* GOAL OF THE EXERCISE *
In the material below, count the lines with the word "greckiej" and state that number only.

|---|

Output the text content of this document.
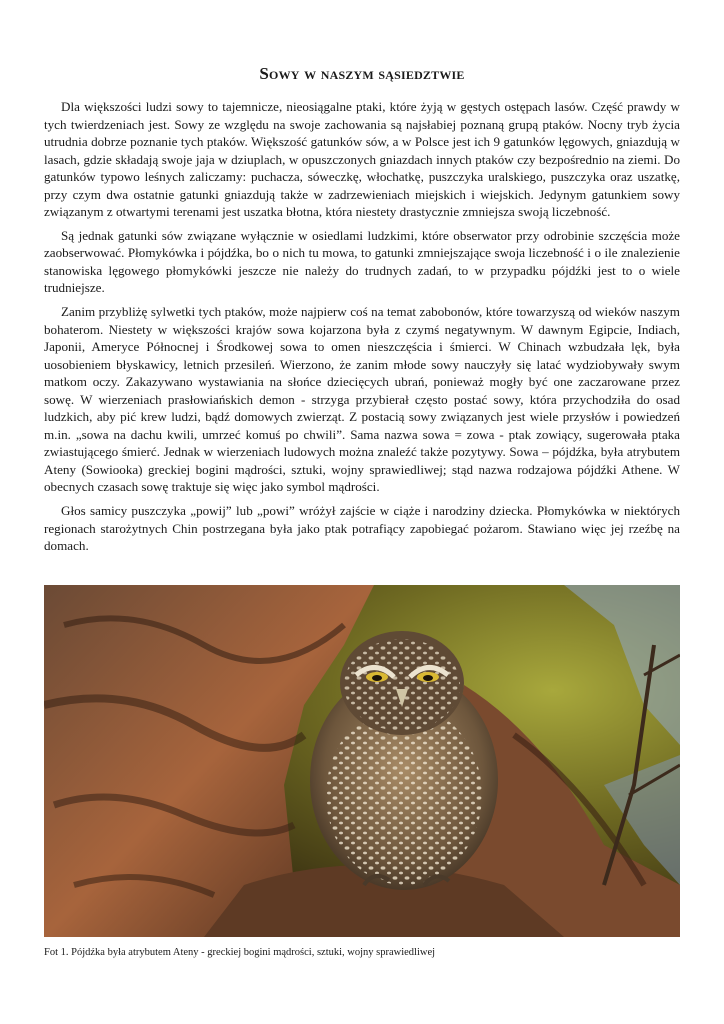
Sowy w naszym sąsiedztwie

Dla większości ludzi sowy to tajemnicze, nieosiągalne ptaki, które żyją w gęstych ostępach lasów. Część prawdy w tych twierdzeniach jest. Sowy ze względu na swoje zachowania są najsłabiej poznaną grupą ptaków. Nocny tryb życia utrudnia dobrze poznanie tych ptaków. Większość gatunków sów, a w Polsce jest ich 9 gatunków lęgowych, gniazdują w lasach, gdzie składają swoje jaja w dziuplach, w opuszczonych gniazdach innych ptaków czy bezpośrednio na ziemi. Do gatunków typowo leśnych zaliczamy: puchacza, sóweczkę, włochatkę, puszczyka uralskiego, puszczyka oraz uszatkę, przy czym dwa ostatnie gatunki gniazdują także w zadrzewieniach miejskich i wiejskich. Jedynym gatunkiem sowy związanym z otwartymi terenami jest uszatka błotna, która niestety drastycznie zmniejsza swoją liczebność.

Są jednak gatunki sów związane wyłącznie w osiedlami ludzkimi, które obserwator przy odrobinie szczęścia może zaobserwować. Płomykówka i pójdźka, bo o nich tu mowa, to gatunki zmniejszające swoja liczebność i o ile znalezienie stanowiska lęgowego płomykówki jeszcze nie należy do trudnych zadań, to w przypadku pójdźki jest to o wiele trudniejsze.

Zanim przybliżę sylwetki tych ptaków, może najpierw coś na temat zabobonów, które towarzyszą od wieków naszym bohaterom. Niestety w większości krajów sowa kojarzona była z czymś negatywnym. W dawnym Egipcie, Indiach, Japonii, Ameryce Północnej i Środkowej sowa to omen nieszczęścia i śmierci. W Chinach wzbudzała lęk, była uosobieniem błyskawicy, letnich przesileń. Wierzono, że zanim młode sowy nauczyły się latać wydziobywały swym matkom oczy. Zakazywano wystawiania na słońce dziecięcych ubrań, ponieważ mogły być one zaczarowane przez sowę. W wierzeniach prasłowiańskich demon - strzyga przybierał często postać sowy, która przychodziła do osad ludzkich, aby pić krew ludzi, bądź domowych zwierząt. Z postacią sowy związanych jest wiele przysłów i powiedzeń m.in. „sowa na dachu kwili, umrzeć komuś po chwili”. Sama nazwa sowa = zowa - ptak zowiący, sugerowała ptaka zwiastującego śmierć. Jednak w wierzeniach ludowych można znaleźć także pozytywy. Sowa – pójdźka, była atrybutem Ateny (Sowiooka) greckiej bogini mądrości, sztuki, wojny sprawiedliwej; stąd nazwa rodzajowa pójdźki Athene. W obecnych czasach sowę traktuje się więc jako symbol mądrości.

Głos samicy puszczyka „powij” lub „powi” wróżył zajście w ciąże i narodziny dziecka. Płomykówka w niektórych regionach starożytnych Chin postrzegana była jako ptak potrafiący zapobiegać pożarom. Stawiano więc jej rzeźbę na domach.

Fot 1. Pójdźka była atrybutem Ateny - greckiej bogini mądrości, sztuki, wojny sprawiedliwej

|---|

* WRITTEN ANSWER *
2